## Extracted records
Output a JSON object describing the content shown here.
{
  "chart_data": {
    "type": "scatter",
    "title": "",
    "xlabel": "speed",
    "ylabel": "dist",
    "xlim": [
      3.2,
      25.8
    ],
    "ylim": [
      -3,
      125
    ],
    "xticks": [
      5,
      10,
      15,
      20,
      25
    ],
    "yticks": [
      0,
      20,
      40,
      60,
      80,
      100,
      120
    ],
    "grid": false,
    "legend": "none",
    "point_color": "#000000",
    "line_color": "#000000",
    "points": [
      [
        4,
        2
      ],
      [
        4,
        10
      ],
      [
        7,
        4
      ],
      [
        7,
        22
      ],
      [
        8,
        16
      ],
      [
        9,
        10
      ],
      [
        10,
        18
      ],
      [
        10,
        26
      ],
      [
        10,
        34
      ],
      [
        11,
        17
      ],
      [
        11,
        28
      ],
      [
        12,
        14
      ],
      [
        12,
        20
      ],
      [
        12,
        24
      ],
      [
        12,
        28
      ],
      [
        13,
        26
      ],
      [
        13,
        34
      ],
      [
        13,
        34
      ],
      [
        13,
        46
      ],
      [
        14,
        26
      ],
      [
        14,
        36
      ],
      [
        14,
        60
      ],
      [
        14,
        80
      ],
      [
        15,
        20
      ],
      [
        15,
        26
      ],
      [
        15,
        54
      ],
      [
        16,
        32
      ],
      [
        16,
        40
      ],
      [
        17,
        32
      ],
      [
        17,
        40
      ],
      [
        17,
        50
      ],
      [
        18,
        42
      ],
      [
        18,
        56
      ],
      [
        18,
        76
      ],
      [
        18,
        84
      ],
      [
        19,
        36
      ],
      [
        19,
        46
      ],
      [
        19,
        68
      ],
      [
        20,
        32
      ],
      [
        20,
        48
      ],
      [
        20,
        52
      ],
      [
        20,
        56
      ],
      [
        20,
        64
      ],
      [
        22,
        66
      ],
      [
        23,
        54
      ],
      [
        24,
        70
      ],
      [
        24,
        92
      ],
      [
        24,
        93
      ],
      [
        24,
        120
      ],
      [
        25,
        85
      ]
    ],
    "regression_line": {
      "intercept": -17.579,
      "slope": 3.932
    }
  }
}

## Exercise requirements
All of the data above should be transcribed exactly.

## The reply
Output a JSON object describing the content shown here.
{
  "chart_data": {
    "type": "scatter",
    "title": "",
    "xlabel": "speed",
    "ylabel": "dist",
    "xlim": [
      3.2,
      25.8
    ],
    "ylim": [
      -3,
      125
    ],
    "xticks": [
      5,
      10,
      15,
      20,
      25
    ],
    "yticks": [
      0,
      20,
      40,
      60,
      80,
      100,
      120
    ],
    "grid": false,
    "legend": "none",
    "point_color": "#000000",
    "line_color": "#000000",
    "points": [
      [
        4,
        2
      ],
      [
        4,
        10
      ],
      [
        7,
        4
      ],
      [
        7,
        22
      ],
      [
        8,
        16
      ],
      [
        9,
        10
      ],
      [
        10,
        18
      ],
      [
        10,
        26
      ],
      [
        10,
        34
      ],
      [
        11,
        17
      ],
      [
        11,
        28
      ],
      [
        12,
        14
      ],
      [
        12,
        20
      ],
      [
        12,
        24
      ],
      [
        12,
        28
      ],
      [
        13,
        26
      ],
      [
        13,
        34
      ],
      [
        13,
        34
      ],
      [
        13,
        46
      ],
      [
        14,
        26
      ],
      [
        14,
        36
      ],
      [
        14,
        60
      ],
      [
        14,
        80
      ],
      [
        15,
        20
      ],
      [
        15,
        26
      ],
      [
        15,
        54
      ],
      [
        16,
        32
      ],
      [
        16,
        40
      ],
      [
        17,
        32
      ],
      [
        17,
        40
      ],
      [
        17,
        50
      ],
      [
        18,
        42
      ],
      [
        18,
        56
      ],
      [
        18,
        76
      ],
      [
        18,
        84
      ],
      [
        19,
        36
      ],
      [
        19,
        46
      ],
      [
        19,
        68
      ],
      [
        20,
        32
      ],
      [
        20,
        48
      ],
      [
        20,
        52
      ],
      [
        20,
        56
      ],
      [
        20,
        64
      ],
      [
        22,
        66
      ],
      [
        23,
        54
      ],
      [
        24,
        70
      ],
      [
        24,
        92
      ],
      [
        24,
        93
      ],
      [
        24,
        120
      ],
      [
        25,
        85
      ]
    ],
    "regression_line": {
      "intercept": -17.579,
      "slope": 3.932
    }
  }
}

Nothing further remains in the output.